BEGIN Input

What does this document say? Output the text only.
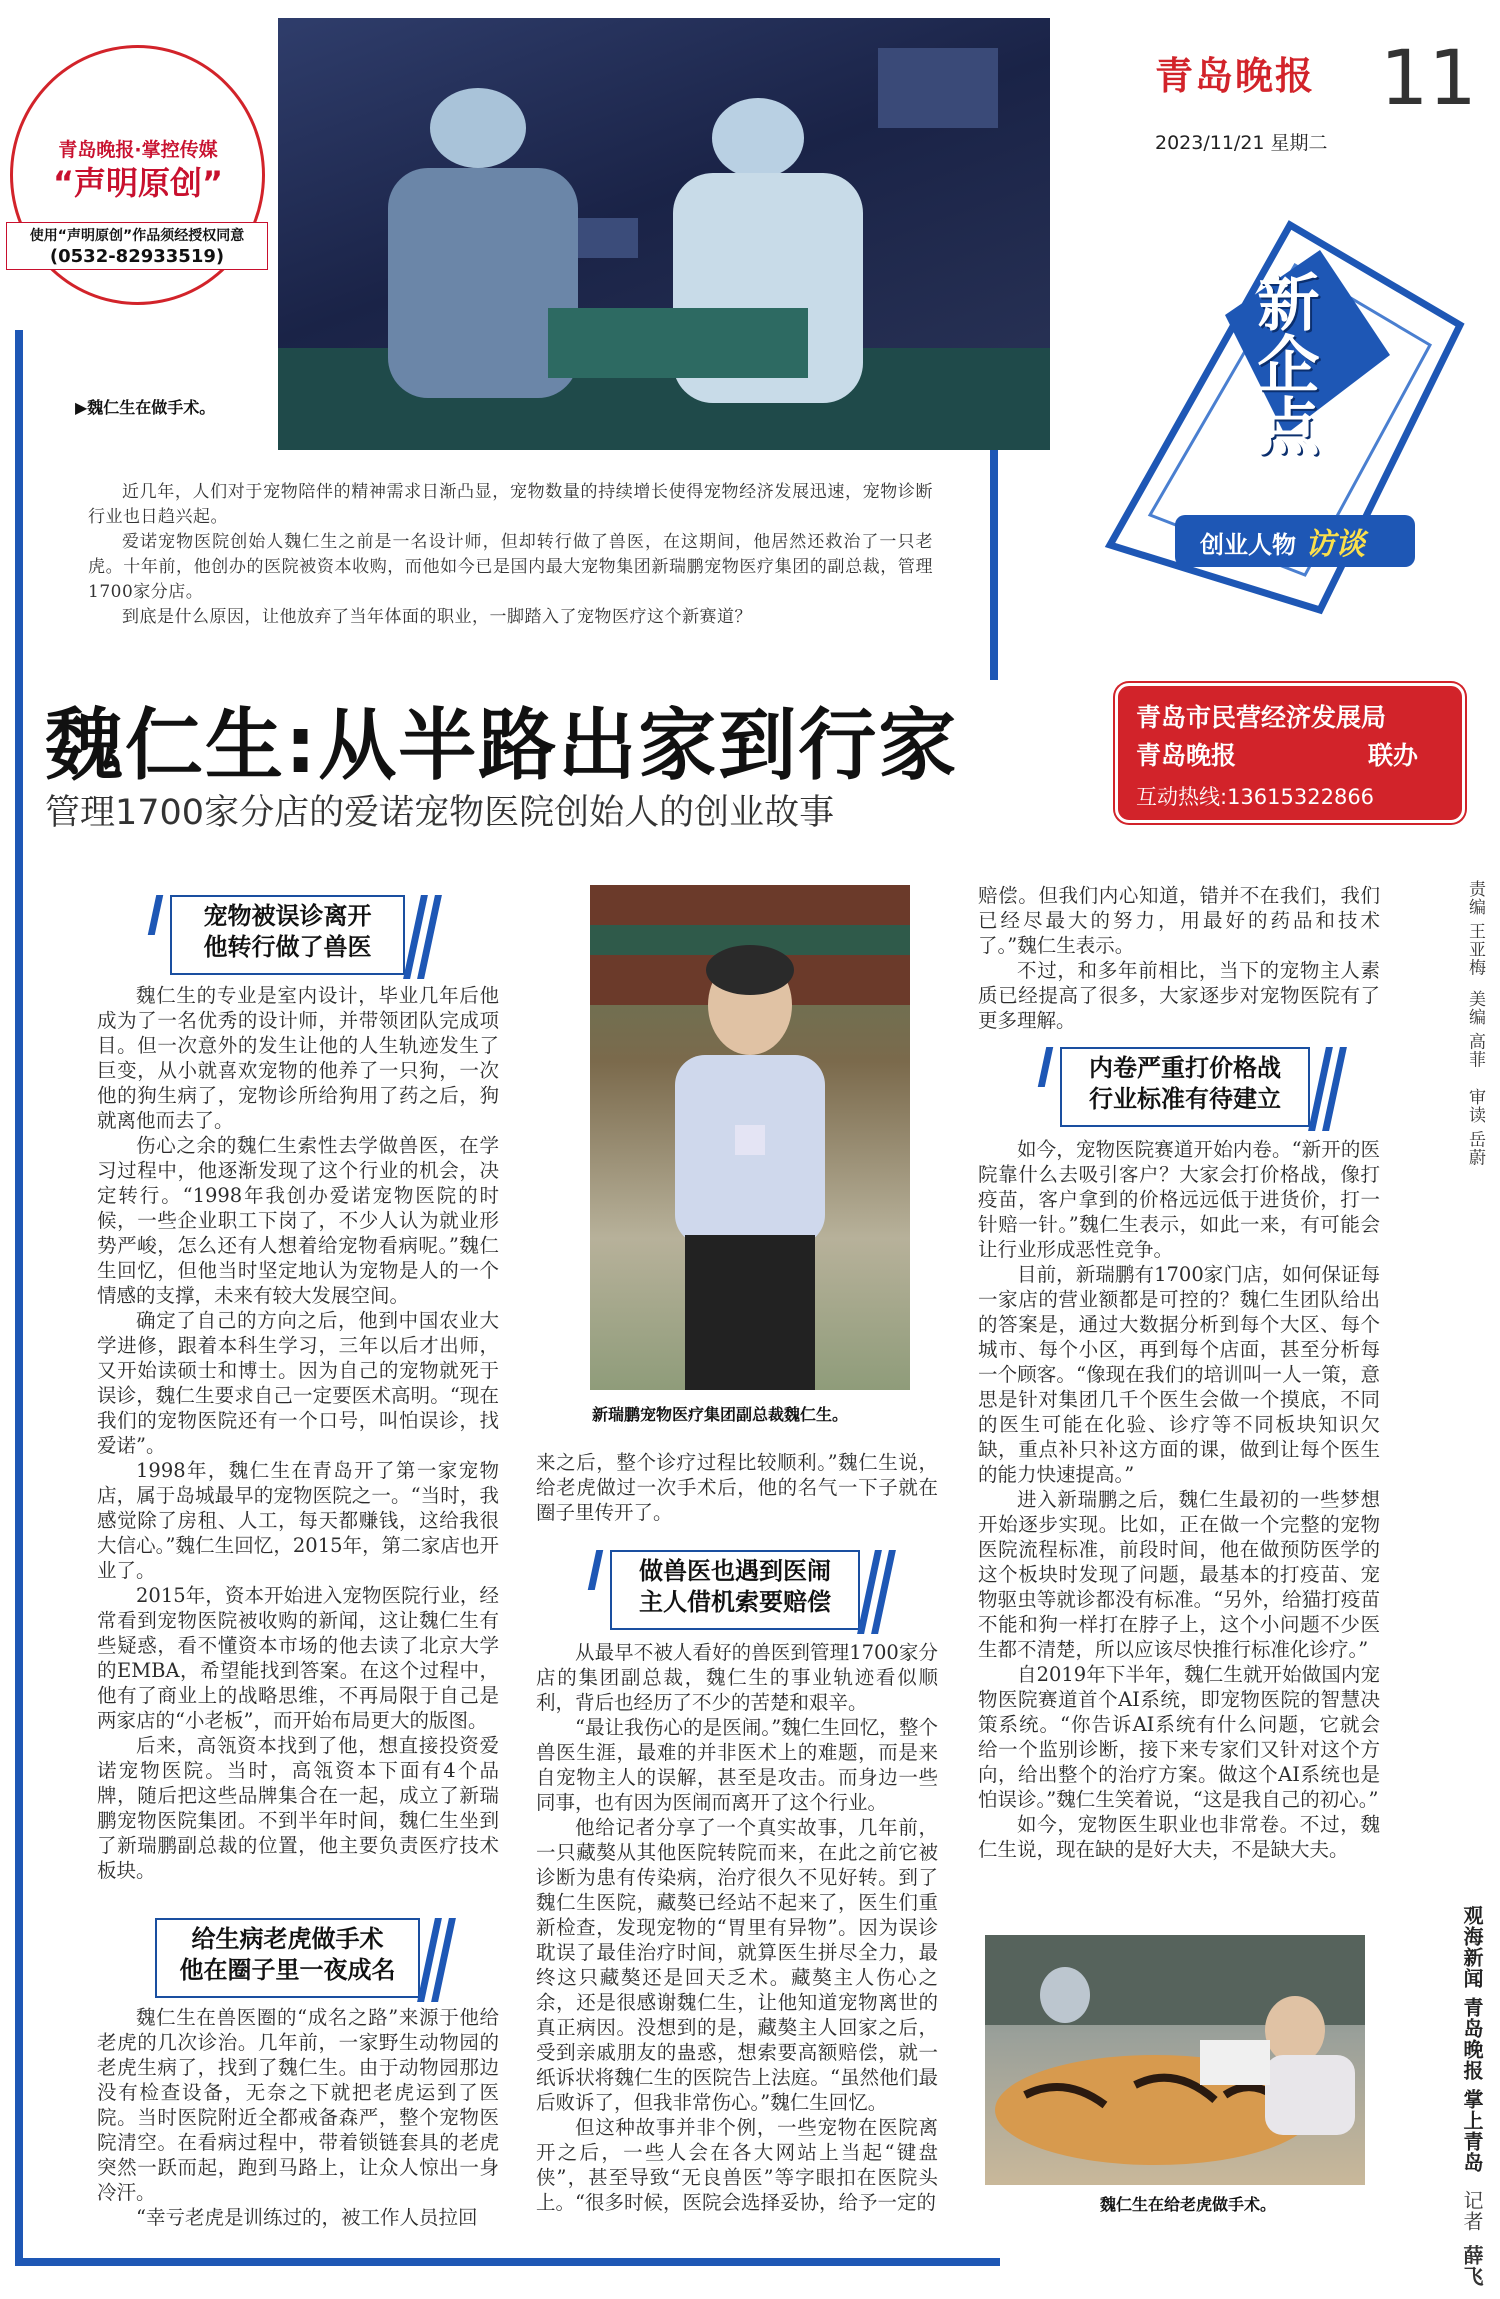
青岛晚报·掌控传媒
“声明原创”
使用“声明原创”作品须经授权同意
(0532-82933519)
▶魏仁生在做手术。
青岛晚报 11
2023/11/21 星期二
新企点
创业人物 访谈

近几年，人们对于宠物陪伴的精神需求日渐凸显，宠物数量的持续增长使得宠物经济发展迅速，宠物诊断行业也日趋兴起。

爱诺宠物医院创始人魏仁生之前是一名设计师，但却转行做了兽医，在这期间，他居然还救治了一只老虎。十年前，他创办的医院被资本收购，而他如今已是国内最大宠物集团新瑞鹏宠物医疗集团的副总裁，管理1700家分店。

到底是什么原因，让他放弃了当年体面的职业，一脚踏入了宠物医疗这个新赛道？

魏仁生:从半路出家到行家
管理1700家分店的爱诺宠物医院创始人的创业故事
青岛市民营经济发展局
青岛晚报	联办
互动热线:13615322866
责编 王亚梅
美编 高菲
审读 岳蔚
观海新闻 青岛晚报 掌上青岛
记者
薛飞
宠物被误诊离开
他转行做了兽医
给生病老虎做手术
他在圈子里一夜成名
做兽医也遇到医闹
主人借机索要赔偿
内卷严重打价格战
行业标准有待建立

魏仁生的专业是室内设计，毕业几年后他成为了一名优秀的设计师，并带领团队完成项目。但一次意外的发生让他的人生轨迹发生了巨变，从小就喜欢宠物的他养了一只狗，一次他的狗生病了，宠物诊所给狗用了药之后，狗就离他而去了。

伤心之余的魏仁生索性去学做兽医，在学习过程中，他逐渐发现了这个行业的机会，决定转行。“1998年我创办爱诺宠物医院的时候，一些企业职工下岗了，不少人认为就业形势严峻，怎么还有人想着给宠物看病呢。”魏仁生回忆，但他当时坚定地认为宠物是人的一个情感的支撑，未来有较大发展空间。

确定了自己的方向之后，他到中国农业大学进修，跟着本科生学习，三年以后才出师，又开始读硕士和博士。因为自己的宠物就死于误诊，魏仁生要求自己一定要医术高明。“现在我们的宠物医院还有一个口号，叫怕误诊，找爱诺”。

1998年，魏仁生在青岛开了第一家宠物店，属于岛城最早的宠物医院之一。“当时，我感觉除了房租、人工，每天都赚钱，这给我很大信心。”魏仁生回忆，2015年，第二家店也开业了。

2015年，资本开始进入宠物医院行业，经常看到宠物医院被收购的新闻，这让魏仁生有些疑惑，看不懂资本市场的他去读了北京大学的EMBA，希望能找到答案。在这个过程中，他有了商业上的战略思维，不再局限于自己是两家店的“小老板”，而开始布局更大的版图。

后来，高瓴资本找到了他，想直接投资爱诺宠物医院。当时，高瓴资本下面有4个品牌，随后把这些品牌集合在一起，成立了新瑞鹏宠物医院集团。不到半年时间，魏仁生坐到了新瑞鹏副总裁的位置，他主要负责医疗技术板块。

魏仁生在兽医圈的“成名之路”来源于他给老虎的几次诊治。几年前，一家野生动物园的老虎生病了，找到了魏仁生。由于动物园那边没有检查设备，无奈之下就把老虎运到了医院。当时医院附近全都戒备森严，整个宠物医院清空。在看病过程中，带着锁链套具的老虎突然一跃而起，跑到马路上，让众人惊出一身冷汗。

“幸亏老虎是训练过的，被工作人员拉回

新瑞鹏宠物医疗集团副总裁魏仁生。

来之后，整个诊疗过程比较顺利。”魏仁生说，给老虎做过一次手术后，他的名气一下子就在圈子里传开了。

从最早不被人看好的兽医到管理1700家分店的集团副总裁，魏仁生的事业轨迹看似顺利，背后也经历了不少的苦楚和艰辛。

“最让我伤心的是医闹。”魏仁生回忆，整个兽医生涯，最难的并非医术上的难题，而是来自宠物主人的误解，甚至是攻击。而身边一些同事，也有因为医闹而离开了这个行业。

他给记者分享了一个真实故事，几年前，一只藏獒从其他医院转院而来，在此之前它被诊断为患有传染病，治疗很久不见好转。到了魏仁生医院，藏獒已经站不起来了，医生们重新检查，发现宠物的“胃里有异物”。因为误诊耽误了最佳治疗时间，就算医生拼尽全力，最终这只藏獒还是回天乏术。藏獒主人伤心之余，还是很感谢魏仁生，让他知道宠物离世的真正病因。没想到的是，藏獒主人回家之后，受到亲戚朋友的蛊惑，想索要高额赔偿，就一纸诉状将魏仁生的医院告上法庭。“虽然他们最后败诉了，但我非常伤心。”魏仁生回忆。

但这种故事并非个例，一些宠物在医院离开之后，一些人会在各大网站上当起“键盘侠”，甚至导致“无良兽医”等字眼扣在医院头上。“很多时候，医院会选择妥协，给予一定的

赔偿。但我们内心知道，错并不在我们，我们已经尽最大的努力，用最好的药品和技术了。”魏仁生表示。

不过，和多年前相比，当下的宠物主人素质已经提高了很多，大家逐步对宠物医院有了更多理解。

如今，宠物医院赛道开始内卷。“新开的医院靠什么去吸引客户？大家会打价格战，像打疫苗，客户拿到的价格远远低于进货价，打一针赔一针。”魏仁生表示，如此一来，有可能会让行业形成恶性竞争。

目前，新瑞鹏有1700家门店，如何保证每一家店的营业额都是可控的？魏仁生团队给出的答案是，通过大数据分析到每个大区、每个城市、每个小区，再到每个店面，甚至分析每一个顾客。“像现在我们的培训叫一人一策，意思是针对集团几千个医生会做一个摸底，不同的医生可能在化验、诊疗等不同板块知识欠缺，重点补只补这方面的课，做到让每个医生的能力快速提高。”

进入新瑞鹏之后，魏仁生最初的一些梦想开始逐步实现。比如，正在做一个完整的宠物医院流程标准，前段时间，他在做预防医学的这个板块时发现了问题，最基本的打疫苗、宠物驱虫等就诊都没有标准。“另外，给猫打疫苗不能和狗一样打在脖子上，这个小问题不少医生都不清楚，所以应该尽快推行标准化诊疗。”

自2019年下半年，魏仁生就开始做国内宠物医院赛道首个AI系统，即宠物医院的智慧决策系统。“你告诉AI系统有什么问题，它就会给一个监别诊断，接下来专家们又针对这个方向，给出整个的治疗方案。做这个AI系统也是怕误诊。”魏仁生笑着说，“这是我自己的初心。”

如今，宠物医生职业也非常卷。不过，魏仁生说，现在缺的是好大夫，不是缺大夫。

魏仁生在给老虎做手术。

END Input

# Written problem
Using the entries above, find all lines with "青岛晚报". Copy them.

# Exercise output
青岛晚报·掌控传媒
青岛晚报 11
青岛晚报	联办
观海新闻 青岛晚报 掌上青岛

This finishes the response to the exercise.